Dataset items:
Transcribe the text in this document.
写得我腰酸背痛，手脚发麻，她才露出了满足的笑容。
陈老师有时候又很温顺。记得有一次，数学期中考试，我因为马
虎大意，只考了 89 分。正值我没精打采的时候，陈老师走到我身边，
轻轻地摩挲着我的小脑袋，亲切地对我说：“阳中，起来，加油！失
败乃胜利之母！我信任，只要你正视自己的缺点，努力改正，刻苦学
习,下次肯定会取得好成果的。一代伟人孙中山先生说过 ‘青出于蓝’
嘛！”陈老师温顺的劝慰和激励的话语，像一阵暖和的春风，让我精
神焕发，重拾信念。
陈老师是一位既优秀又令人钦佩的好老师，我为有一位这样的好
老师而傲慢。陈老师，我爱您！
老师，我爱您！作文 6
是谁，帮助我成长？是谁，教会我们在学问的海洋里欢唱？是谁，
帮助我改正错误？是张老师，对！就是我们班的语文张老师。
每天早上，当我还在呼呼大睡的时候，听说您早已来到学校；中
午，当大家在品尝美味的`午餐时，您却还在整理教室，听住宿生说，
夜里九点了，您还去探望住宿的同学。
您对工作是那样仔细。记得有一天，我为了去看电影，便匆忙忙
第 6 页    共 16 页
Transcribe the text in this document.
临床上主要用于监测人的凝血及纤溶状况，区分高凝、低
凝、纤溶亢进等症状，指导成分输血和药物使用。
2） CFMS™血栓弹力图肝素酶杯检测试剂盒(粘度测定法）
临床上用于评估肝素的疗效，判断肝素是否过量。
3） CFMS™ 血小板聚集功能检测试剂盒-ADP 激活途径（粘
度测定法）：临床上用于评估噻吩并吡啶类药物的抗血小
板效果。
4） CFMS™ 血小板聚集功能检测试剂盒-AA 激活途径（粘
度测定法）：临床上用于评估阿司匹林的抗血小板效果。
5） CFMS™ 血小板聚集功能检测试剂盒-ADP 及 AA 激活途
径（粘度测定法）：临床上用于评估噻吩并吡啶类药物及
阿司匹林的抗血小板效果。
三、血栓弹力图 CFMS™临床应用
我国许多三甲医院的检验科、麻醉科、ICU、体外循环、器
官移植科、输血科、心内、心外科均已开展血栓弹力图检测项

| What you should do |
Copy out all of the records above with nothing altered.

| Complete answer |
Transcribe the text in this document.
写得我腰酸背痛，手脚发麻，她才露出了满足的笑容。
陈老师有时候又很温顺。记得有一次，数学期中考试，我因为马
虎大意，只考了 89 分。正值我没精打采的时候，陈老师走到我身边，
轻轻地摩挲着我的小脑袋，亲切地对我说：“阳中，起来，加油！失
败乃胜利之母！我信任，只要你正视自己的缺点，努力改正，刻苦学
习,下次肯定会取得好成果的。一代伟人孙中山先生说过 ‘青出于蓝’
嘛！”陈老师温顺的劝慰和激励的话语，像一阵暖和的春风，让我精
神焕发，重拾信念。
陈老师是一位既优秀又令人钦佩的好老师，我为有一位这样的好
老师而傲慢。陈老师，我爱您！
老师，我爱您！作文 6
是谁，帮助我成长？是谁，教会我们在学问的海洋里欢唱？是谁，
帮助我改正错误？是张老师，对！就是我们班的语文张老师。
每天早上，当我还在呼呼大睡的时候，听说您早已来到学校；中
午，当大家在品尝美味的`午餐时，您却还在整理教室，听住宿生说，
夜里九点了，您还去探望住宿的同学。
您对工作是那样仔细。记得有一天，我为了去看电影，便匆忙忙
第 6 页    共 16 页
Transcribe the text in this document.
临床上主要用于监测人的凝血及纤溶状况，区分高凝、低
凝、纤溶亢进等症状，指导成分输血和药物使用。
2） CFMS™血栓弹力图肝素酶杯检测试剂盒(粘度测定法）
临床上用于评估肝素的疗效，判断肝素是否过量。
3） CFMS™ 血小板聚集功能检测试剂盒-ADP 激活途径（粘
度测定法）：临床上用于评估噻吩并吡啶类药物的抗血小
板效果。
4） CFMS™ 血小板聚集功能检测试剂盒-AA 激活途径（粘
度测定法）：临床上用于评估阿司匹林的抗血小板效果。
5） CFMS™ 血小板聚集功能检测试剂盒-ADP 及 AA 激活途
径（粘度测定法）：临床上用于评估噻吩并吡啶类药物及
阿司匹林的抗血小板效果。
三、血栓弹力图 CFMS™临床应用
我国许多三甲医院的检验科、麻醉科、ICU、体外循环、器
官移植科、输血科、心内、心外科均已开展血栓弹力图检测项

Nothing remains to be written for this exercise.